A block of data
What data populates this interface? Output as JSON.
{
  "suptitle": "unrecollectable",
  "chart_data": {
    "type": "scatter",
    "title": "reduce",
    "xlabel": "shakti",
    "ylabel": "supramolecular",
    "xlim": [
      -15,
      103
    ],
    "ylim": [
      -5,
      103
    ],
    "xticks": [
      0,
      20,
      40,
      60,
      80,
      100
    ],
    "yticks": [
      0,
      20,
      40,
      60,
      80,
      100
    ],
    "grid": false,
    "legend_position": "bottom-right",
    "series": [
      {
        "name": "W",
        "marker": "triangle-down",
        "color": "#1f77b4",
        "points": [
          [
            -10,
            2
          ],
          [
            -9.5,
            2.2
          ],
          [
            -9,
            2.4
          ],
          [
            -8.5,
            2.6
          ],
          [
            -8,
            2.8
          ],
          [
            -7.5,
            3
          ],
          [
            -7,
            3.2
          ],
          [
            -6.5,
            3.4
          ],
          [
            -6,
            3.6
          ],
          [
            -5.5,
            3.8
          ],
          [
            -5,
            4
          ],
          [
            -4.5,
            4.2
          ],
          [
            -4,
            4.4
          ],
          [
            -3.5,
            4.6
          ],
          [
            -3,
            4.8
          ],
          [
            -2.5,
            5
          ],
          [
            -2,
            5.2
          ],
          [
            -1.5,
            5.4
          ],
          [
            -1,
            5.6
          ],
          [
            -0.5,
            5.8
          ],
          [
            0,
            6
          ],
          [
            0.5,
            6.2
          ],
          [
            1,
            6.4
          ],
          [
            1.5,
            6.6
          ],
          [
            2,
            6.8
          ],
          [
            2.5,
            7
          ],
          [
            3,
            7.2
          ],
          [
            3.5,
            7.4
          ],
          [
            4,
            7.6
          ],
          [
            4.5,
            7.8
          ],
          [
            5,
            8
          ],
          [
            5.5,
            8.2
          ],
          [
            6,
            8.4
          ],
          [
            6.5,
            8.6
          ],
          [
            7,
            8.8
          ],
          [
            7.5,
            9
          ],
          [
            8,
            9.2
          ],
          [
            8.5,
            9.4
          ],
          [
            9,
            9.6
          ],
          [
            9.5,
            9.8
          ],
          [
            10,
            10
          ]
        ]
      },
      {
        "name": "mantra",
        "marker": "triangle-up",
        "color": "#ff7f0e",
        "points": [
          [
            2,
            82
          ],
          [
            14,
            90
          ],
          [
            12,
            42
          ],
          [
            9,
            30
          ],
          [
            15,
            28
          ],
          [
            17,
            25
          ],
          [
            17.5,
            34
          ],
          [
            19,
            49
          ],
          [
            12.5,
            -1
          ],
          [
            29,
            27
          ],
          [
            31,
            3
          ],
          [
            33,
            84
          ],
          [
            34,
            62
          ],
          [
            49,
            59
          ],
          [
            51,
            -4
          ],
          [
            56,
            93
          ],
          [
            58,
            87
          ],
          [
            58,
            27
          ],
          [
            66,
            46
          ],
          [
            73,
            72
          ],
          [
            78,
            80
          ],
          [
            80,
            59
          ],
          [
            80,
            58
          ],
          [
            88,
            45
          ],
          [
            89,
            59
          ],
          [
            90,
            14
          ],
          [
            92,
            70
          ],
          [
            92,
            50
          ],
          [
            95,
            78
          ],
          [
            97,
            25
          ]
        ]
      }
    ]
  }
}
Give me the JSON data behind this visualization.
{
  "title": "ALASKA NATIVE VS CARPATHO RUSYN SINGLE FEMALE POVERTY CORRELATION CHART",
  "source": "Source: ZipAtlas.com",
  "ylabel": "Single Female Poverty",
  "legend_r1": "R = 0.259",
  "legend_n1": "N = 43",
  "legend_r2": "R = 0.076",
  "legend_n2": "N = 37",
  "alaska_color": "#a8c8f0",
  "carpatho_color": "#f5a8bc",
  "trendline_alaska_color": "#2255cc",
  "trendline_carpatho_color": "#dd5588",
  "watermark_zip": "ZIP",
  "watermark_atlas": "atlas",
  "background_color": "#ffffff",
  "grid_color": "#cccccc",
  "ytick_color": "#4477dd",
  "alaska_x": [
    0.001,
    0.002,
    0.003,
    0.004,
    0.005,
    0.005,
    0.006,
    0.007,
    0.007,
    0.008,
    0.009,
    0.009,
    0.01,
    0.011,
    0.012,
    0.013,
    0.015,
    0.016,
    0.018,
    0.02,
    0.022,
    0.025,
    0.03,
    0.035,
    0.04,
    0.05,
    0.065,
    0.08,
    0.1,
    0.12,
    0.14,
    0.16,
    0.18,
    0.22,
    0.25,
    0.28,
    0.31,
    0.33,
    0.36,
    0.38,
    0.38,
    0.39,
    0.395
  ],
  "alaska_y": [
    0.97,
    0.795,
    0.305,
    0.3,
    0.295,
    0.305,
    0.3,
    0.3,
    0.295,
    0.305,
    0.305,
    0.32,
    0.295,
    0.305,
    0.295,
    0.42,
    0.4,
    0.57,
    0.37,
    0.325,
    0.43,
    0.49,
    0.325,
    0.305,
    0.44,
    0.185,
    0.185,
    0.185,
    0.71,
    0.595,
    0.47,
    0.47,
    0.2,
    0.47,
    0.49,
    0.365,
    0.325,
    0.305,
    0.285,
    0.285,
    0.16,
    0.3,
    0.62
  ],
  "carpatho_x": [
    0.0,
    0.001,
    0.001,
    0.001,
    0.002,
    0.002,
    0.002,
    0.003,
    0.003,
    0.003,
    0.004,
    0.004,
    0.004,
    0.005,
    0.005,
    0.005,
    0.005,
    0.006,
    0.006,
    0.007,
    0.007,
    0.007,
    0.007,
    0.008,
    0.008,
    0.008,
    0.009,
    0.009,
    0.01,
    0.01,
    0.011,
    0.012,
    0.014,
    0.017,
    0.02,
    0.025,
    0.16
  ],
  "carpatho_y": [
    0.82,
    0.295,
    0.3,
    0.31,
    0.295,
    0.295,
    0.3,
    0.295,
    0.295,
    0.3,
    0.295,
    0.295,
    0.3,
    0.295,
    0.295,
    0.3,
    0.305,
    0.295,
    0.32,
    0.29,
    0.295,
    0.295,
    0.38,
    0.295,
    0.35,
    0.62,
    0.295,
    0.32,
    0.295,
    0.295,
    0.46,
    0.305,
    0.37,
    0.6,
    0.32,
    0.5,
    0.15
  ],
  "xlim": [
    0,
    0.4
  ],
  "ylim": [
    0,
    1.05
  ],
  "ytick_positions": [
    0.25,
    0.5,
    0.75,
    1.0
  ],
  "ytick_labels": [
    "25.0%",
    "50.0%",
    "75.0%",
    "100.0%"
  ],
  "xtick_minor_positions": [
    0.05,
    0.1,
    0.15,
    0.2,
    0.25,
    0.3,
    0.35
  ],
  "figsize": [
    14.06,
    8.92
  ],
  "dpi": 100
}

...

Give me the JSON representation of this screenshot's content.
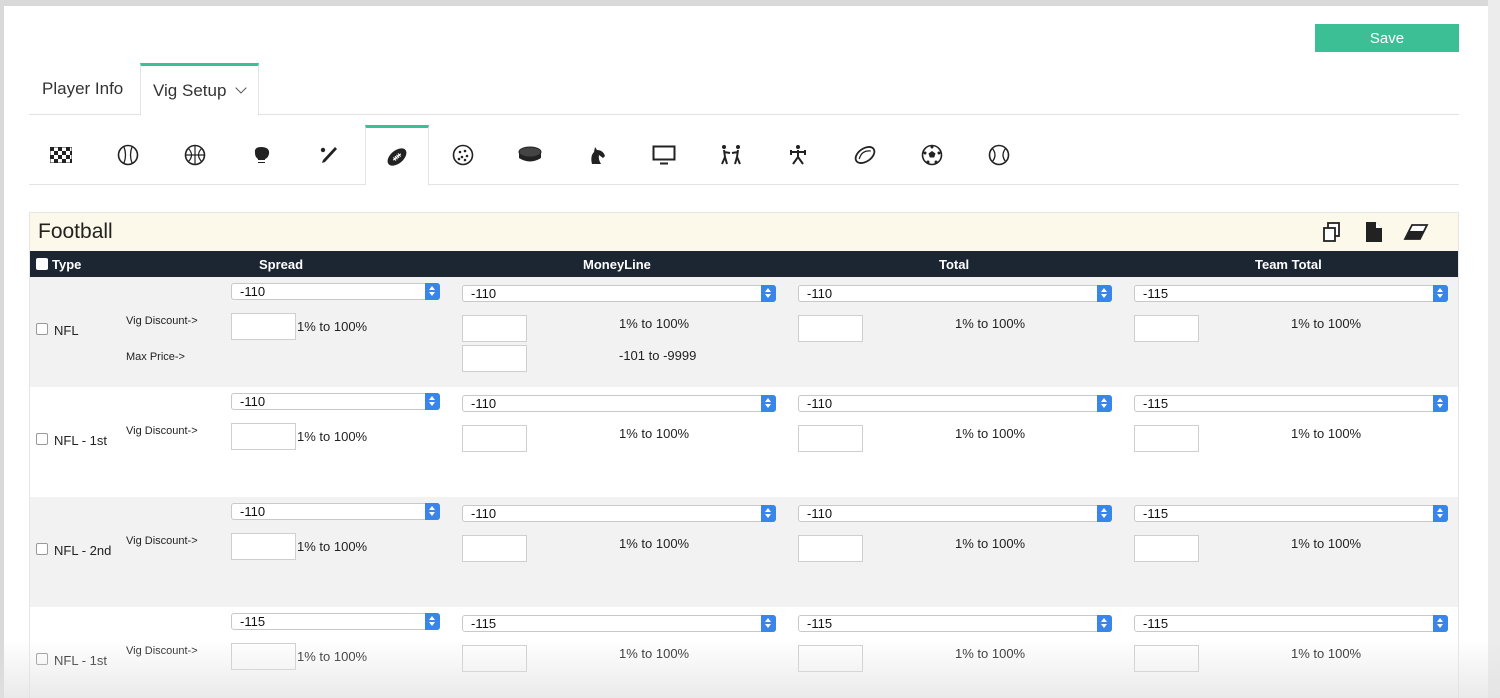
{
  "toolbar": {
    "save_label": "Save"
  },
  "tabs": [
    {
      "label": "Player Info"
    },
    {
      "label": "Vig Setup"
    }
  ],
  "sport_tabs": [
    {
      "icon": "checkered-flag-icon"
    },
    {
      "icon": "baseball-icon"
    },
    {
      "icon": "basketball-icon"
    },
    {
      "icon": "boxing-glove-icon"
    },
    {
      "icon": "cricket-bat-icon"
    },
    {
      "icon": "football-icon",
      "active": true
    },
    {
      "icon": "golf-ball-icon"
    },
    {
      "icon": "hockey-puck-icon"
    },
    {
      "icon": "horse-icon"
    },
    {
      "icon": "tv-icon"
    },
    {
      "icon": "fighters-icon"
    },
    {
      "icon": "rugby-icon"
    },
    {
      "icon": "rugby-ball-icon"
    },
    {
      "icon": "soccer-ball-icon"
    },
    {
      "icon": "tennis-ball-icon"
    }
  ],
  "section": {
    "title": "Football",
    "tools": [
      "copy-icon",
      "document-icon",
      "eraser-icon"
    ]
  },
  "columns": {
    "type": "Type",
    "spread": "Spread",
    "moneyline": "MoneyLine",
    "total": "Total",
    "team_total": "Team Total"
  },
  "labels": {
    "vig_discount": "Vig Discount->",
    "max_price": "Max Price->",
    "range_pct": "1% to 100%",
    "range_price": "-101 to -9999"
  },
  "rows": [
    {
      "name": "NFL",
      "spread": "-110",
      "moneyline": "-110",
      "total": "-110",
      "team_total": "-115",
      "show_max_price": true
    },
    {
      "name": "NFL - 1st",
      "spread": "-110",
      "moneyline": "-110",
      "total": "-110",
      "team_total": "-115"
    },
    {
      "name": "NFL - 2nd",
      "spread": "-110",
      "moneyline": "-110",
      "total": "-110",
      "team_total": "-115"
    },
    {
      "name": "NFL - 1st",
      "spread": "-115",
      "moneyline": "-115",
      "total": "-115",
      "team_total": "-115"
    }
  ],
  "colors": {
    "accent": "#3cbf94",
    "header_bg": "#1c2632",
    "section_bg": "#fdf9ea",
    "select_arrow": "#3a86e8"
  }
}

EXERCISE BRIEF -
Go through the material line by line. Show each line that contains the string "rugby".

WRITTEN ANSWER -
      "icon": "rugby-icon"
      "icon": "rugby-ball-icon"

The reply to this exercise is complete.